EXERCISE AIM
Reproduce every line in the listing that contains the word "buildings".

TASK INPUTS
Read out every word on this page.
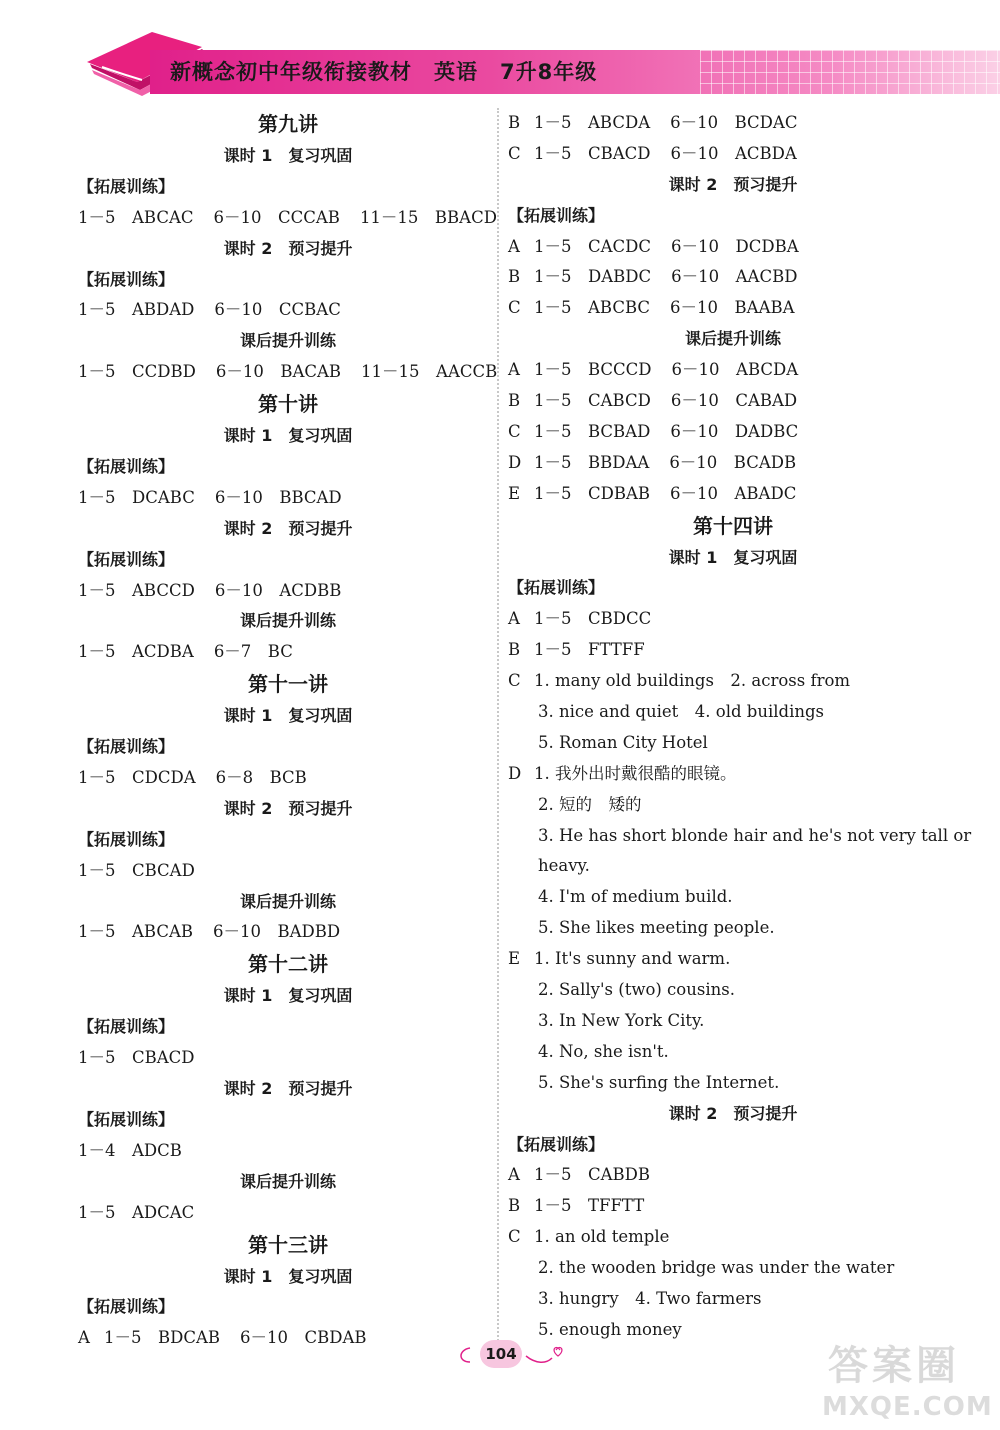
新概念初中年级衔接教材 英语 7升8年级
第九讲
课时 1　复习巩固
【拓展训练】
1－5　ABCAC 6－10　CCCAB 11－15　BBACD
课时 2　预习提升
【拓展训练】
1－5　ABDAD 6－10　CCBAC
课后提升训练
1－5　CCDBD 6－10　BACAB 11－15　AACCB
第十讲
课时 1　复习巩固
【拓展训练】
1－5　DCABC 6－10　BBCAD
课时 2　预习提升
【拓展训练】
1－5　ABCCD 6－10　ACDBB
课后提升训练
1－5　ACDBA 6－7　BC
第十一讲
课时 1　复习巩固
【拓展训练】
1－5　CDCDA 6－8　BCB
课时 2　预习提升
【拓展训练】
1－5　CBCAD
课后提升训练
1－5　ABCAB 6－10　BADBD
第十二讲
课时 1　复习巩固
【拓展训练】
1－5　CBACD
课时 2　预习提升
【拓展训练】
1－4　ADCB
课后提升训练
1－5　ADCAC
第十三讲
课时 1　复习巩固
【拓展训练】
A 1－5　BDCAB 6－10　CBDAB
B 1－5　ABCDA 6－10　BCDAC
C 1－5　CBACD 6－10　ACBDA
课时 2　预习提升
【拓展训练】
A 1－5　CACDC 6－10　DCDBA
B 1－5　DABDC 6－10　AACBD
C 1－5　ABCBC 6－10　BAABA
课后提升训练
A 1－5　BCCCD 6－10　ABCDA
B 1－5　CABCD 6－10　CABAD
C 1－5　BCBAD 6－10　DADBC
D 1－5　BBDAA 6－10　BCADB
E 1－5　CDBAB 6－10　ABADC
第十四讲
课时 1　复习巩固
【拓展训练】
A 1－5　CBDCC
B 1－5　FTTFF
C 1. many old buildings　2. across from
3. nice and quiet　4. old buildings
5. Roman City Hotel
D 1. 我外出时戴很酷的眼镜。
2. 短的　矮的
3. He has short blonde hair and he's not very tall or
heavy.
4. I'm of medium build.
5. She likes meeting people.
E 1. It's sunny and warm.
2. Sally's (two) cousins.
3. In New York City.
4. No, she isn't.
5. She's surfing the Internet.
课时 2　预习提升
【拓展训练】
A 1－5　CABDB
B 1－5　TFFTT
C 1. an old temple
2. the wooden bridge was under the water
3. hungry　4. Two farmers
5. enough money
104	答案圈
MXQE.COM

CORRECT OUTPUT
C 1. many old buildings　2. across from
3. nice and quiet　4. old buildings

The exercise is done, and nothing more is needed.